Continue the forum reply that greets old demoscene friends, starting right after its last sentence.

**Supplied passage:**

<<<<

Wow, of all the sceners… @Skyscape! I did not expect that at all ahahah, looooong time!

And sup @xerxes, hugs from London! (it does not rain as much as people say it does); it’s been a while too… last time we hugged was at evoke 2012 where I had to leave after a panic attack that had me believed I was going to die and ended up in a german hospital where they suspected I had taken drugs (long story short: I don’t take drugs, I just had a bad mix of too much coffee mixed with too much kolsh and I could not sleep and started to feel homesick)

And @vvoois, I definitely agree; I am trying my best to teach her to enjoy doing and learning things without caring about competitions and prizes, just to carry on improving while having fun. And also, to note down the names of the people she’ll have to take down later when she grows up (j/k :D)

>>>>

**Data records:**
<<<<

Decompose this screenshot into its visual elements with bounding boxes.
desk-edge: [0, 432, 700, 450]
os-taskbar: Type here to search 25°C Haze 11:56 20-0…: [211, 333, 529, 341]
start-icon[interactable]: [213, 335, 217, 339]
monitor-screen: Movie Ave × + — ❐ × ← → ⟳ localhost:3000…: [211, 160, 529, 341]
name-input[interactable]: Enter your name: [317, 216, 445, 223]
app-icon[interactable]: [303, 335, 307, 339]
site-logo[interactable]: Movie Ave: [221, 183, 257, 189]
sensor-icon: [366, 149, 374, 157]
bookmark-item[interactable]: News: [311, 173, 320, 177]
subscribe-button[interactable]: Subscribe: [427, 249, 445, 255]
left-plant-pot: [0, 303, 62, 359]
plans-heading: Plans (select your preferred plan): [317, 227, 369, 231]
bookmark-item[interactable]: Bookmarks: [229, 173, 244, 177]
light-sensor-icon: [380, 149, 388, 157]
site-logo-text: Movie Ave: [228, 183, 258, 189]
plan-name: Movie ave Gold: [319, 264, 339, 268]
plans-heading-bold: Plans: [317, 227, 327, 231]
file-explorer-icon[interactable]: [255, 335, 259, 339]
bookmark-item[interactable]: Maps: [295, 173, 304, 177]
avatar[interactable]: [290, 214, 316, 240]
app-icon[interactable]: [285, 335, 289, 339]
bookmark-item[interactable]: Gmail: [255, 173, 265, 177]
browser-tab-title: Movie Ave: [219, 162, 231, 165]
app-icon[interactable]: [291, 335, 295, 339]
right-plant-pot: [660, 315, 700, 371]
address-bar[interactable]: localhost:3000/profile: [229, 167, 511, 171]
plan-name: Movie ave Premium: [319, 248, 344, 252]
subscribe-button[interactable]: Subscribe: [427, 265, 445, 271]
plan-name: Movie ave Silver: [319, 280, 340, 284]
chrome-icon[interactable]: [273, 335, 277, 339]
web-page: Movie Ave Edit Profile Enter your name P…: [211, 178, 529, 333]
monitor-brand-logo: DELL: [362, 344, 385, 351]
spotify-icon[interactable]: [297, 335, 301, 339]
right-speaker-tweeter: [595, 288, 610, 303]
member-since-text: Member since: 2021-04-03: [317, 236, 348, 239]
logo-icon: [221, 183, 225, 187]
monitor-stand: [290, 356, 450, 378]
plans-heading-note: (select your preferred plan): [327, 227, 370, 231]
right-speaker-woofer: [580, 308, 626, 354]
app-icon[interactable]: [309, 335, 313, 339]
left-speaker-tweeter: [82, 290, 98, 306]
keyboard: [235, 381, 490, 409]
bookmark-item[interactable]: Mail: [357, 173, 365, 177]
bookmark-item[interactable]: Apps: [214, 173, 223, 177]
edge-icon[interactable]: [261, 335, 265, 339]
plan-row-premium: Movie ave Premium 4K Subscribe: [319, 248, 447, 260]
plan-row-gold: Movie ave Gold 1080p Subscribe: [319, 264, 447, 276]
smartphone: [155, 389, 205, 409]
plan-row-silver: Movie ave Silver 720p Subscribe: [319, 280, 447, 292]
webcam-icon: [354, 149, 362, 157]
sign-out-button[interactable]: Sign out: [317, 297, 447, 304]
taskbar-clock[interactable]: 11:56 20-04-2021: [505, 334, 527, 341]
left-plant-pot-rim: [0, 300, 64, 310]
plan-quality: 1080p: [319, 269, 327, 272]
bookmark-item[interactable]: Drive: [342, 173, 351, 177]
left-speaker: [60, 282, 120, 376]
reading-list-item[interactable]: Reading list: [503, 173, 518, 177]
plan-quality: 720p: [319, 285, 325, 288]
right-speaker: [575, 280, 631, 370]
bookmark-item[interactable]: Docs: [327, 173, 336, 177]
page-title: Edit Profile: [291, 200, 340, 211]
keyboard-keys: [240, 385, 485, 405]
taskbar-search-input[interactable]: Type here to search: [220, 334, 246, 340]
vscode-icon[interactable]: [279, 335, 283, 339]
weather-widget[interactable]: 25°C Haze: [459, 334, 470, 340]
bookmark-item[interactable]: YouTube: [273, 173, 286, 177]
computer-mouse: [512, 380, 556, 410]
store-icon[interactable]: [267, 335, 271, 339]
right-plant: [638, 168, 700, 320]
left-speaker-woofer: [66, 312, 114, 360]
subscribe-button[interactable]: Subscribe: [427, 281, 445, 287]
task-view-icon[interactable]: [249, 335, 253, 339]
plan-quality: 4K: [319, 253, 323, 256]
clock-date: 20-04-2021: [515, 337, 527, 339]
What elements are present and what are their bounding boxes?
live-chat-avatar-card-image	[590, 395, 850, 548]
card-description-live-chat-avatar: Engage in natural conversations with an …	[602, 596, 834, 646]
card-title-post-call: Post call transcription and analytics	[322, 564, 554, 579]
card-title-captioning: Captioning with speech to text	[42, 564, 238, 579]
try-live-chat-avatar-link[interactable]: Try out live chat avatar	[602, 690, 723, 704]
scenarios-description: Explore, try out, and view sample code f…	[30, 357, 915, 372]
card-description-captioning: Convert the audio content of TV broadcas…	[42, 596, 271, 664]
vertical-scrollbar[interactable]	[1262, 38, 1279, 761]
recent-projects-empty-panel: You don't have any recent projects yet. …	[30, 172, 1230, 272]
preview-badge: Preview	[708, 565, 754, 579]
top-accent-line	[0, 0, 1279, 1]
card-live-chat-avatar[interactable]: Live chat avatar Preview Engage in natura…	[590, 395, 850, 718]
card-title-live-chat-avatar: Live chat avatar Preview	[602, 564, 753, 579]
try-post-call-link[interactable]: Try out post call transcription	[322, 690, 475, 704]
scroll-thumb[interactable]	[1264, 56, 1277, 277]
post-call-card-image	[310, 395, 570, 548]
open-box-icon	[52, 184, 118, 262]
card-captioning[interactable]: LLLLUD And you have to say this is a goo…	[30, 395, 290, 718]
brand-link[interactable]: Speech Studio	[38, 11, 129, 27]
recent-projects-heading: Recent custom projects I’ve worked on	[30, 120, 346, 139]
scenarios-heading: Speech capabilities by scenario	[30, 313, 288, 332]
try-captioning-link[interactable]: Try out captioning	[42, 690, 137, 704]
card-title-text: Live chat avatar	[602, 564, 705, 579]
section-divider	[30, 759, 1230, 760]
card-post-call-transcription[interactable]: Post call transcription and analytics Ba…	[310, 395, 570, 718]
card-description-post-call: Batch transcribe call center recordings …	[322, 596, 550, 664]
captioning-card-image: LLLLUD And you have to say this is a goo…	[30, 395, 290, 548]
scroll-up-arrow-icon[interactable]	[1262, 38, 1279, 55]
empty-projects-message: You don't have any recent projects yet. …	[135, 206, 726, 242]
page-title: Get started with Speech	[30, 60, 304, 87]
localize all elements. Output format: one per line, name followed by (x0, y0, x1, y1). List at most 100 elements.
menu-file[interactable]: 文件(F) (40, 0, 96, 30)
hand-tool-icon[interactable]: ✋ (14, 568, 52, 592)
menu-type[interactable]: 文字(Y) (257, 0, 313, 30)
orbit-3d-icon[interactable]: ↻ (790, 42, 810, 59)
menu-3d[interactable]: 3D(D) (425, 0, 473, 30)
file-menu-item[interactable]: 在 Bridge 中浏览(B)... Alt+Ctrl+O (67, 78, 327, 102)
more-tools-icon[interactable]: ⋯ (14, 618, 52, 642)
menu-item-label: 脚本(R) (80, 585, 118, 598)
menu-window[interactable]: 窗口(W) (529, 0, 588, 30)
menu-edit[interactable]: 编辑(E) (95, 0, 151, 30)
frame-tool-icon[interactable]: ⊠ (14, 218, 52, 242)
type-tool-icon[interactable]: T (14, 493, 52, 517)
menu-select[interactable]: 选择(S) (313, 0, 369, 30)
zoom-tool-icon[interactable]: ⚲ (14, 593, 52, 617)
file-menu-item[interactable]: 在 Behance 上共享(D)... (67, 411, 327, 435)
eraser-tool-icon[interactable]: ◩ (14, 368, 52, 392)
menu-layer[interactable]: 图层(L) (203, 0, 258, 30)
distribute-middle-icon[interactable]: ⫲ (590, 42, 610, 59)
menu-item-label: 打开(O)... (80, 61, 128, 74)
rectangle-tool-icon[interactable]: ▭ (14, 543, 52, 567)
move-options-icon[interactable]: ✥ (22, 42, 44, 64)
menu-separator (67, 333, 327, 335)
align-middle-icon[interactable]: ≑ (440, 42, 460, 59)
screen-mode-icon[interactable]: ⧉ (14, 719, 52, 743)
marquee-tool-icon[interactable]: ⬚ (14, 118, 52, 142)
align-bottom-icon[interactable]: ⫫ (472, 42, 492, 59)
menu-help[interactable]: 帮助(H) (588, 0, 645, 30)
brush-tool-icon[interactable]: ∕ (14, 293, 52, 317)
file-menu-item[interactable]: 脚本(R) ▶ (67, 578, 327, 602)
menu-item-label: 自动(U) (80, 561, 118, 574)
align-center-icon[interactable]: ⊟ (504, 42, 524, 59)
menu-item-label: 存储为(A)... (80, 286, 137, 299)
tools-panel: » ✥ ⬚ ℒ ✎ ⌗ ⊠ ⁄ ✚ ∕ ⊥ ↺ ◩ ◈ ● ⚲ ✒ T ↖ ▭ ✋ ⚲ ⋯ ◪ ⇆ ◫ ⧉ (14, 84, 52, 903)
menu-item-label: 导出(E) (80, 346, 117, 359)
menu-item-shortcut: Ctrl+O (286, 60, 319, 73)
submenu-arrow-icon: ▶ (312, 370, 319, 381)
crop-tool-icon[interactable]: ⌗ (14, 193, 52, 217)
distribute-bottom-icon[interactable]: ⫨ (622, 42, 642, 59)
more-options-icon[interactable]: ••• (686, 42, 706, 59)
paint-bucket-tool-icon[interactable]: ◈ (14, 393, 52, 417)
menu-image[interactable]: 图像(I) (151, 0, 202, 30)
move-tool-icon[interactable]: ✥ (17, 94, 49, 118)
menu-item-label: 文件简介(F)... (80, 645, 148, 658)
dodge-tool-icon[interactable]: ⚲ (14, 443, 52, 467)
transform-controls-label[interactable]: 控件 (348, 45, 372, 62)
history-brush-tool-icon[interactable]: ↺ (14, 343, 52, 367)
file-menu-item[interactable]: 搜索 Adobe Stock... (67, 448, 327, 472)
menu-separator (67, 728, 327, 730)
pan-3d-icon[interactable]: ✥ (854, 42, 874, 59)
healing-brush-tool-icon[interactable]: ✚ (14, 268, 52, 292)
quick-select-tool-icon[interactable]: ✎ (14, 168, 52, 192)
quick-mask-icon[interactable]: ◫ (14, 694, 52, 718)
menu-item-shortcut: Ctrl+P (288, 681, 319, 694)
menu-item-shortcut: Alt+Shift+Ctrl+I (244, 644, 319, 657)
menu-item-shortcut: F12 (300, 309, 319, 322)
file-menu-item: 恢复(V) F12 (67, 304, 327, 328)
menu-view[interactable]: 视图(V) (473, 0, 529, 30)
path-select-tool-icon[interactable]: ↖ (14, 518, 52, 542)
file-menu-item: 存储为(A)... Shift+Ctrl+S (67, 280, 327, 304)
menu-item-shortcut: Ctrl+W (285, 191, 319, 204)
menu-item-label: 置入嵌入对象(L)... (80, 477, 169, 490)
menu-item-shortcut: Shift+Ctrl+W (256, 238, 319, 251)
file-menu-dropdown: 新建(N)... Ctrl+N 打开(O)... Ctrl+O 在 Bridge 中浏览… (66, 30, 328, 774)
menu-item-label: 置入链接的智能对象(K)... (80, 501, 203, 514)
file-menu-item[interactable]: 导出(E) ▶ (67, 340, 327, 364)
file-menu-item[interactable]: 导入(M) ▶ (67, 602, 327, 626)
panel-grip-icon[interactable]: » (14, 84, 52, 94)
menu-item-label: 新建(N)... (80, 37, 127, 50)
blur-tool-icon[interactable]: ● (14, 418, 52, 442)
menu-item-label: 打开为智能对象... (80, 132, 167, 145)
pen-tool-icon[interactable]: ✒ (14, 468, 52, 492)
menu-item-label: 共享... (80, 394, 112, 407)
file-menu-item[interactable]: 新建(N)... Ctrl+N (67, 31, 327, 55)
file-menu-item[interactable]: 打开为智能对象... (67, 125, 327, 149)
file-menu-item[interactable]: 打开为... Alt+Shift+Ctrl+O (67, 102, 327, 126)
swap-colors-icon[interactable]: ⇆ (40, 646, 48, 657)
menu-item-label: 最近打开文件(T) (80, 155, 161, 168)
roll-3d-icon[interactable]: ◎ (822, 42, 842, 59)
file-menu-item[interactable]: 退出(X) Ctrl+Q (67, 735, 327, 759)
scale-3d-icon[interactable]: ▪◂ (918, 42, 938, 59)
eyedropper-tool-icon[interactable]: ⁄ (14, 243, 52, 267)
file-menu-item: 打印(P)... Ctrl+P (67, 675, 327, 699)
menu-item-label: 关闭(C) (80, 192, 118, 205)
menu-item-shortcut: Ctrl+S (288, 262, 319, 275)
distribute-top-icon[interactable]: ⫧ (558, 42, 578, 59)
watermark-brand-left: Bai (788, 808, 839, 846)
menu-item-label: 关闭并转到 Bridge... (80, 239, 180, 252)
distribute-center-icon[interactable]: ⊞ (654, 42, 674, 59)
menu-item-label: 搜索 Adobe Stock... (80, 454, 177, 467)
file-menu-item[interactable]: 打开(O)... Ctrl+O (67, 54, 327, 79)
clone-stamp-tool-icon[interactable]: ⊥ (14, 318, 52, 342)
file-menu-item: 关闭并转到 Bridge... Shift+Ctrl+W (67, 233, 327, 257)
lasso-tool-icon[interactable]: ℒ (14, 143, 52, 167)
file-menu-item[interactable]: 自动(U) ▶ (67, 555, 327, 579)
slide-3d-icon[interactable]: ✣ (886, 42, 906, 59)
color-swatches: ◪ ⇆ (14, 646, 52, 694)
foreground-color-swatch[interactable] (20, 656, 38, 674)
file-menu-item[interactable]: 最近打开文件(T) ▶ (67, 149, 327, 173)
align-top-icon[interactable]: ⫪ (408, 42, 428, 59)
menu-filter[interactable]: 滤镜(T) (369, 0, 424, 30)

>>>>

**Answer space:**
Anyway, so good to hear from you guys! This is definitely what I meant by “cherish this”, we made things, and made friends; there’s a guy here (@Skyscape) I met twenty years ago as we were both starting to make music on our computers (and also, born the same year if I recall correctly); last year I met one of my old “internet associates” when I visited Montreal. All the connections we’ve made… (yes I’m going to be all emo, I know, still the same little girl inside), that’s probably what it was all about with this whole “making music” shenanigans :slight_smile:

Cheers , and good to hear you’re still alive

P.S. I noticed on the reaktor user library you downloaded some of my reaktor ensembles ( clone tonic )
You liked them ?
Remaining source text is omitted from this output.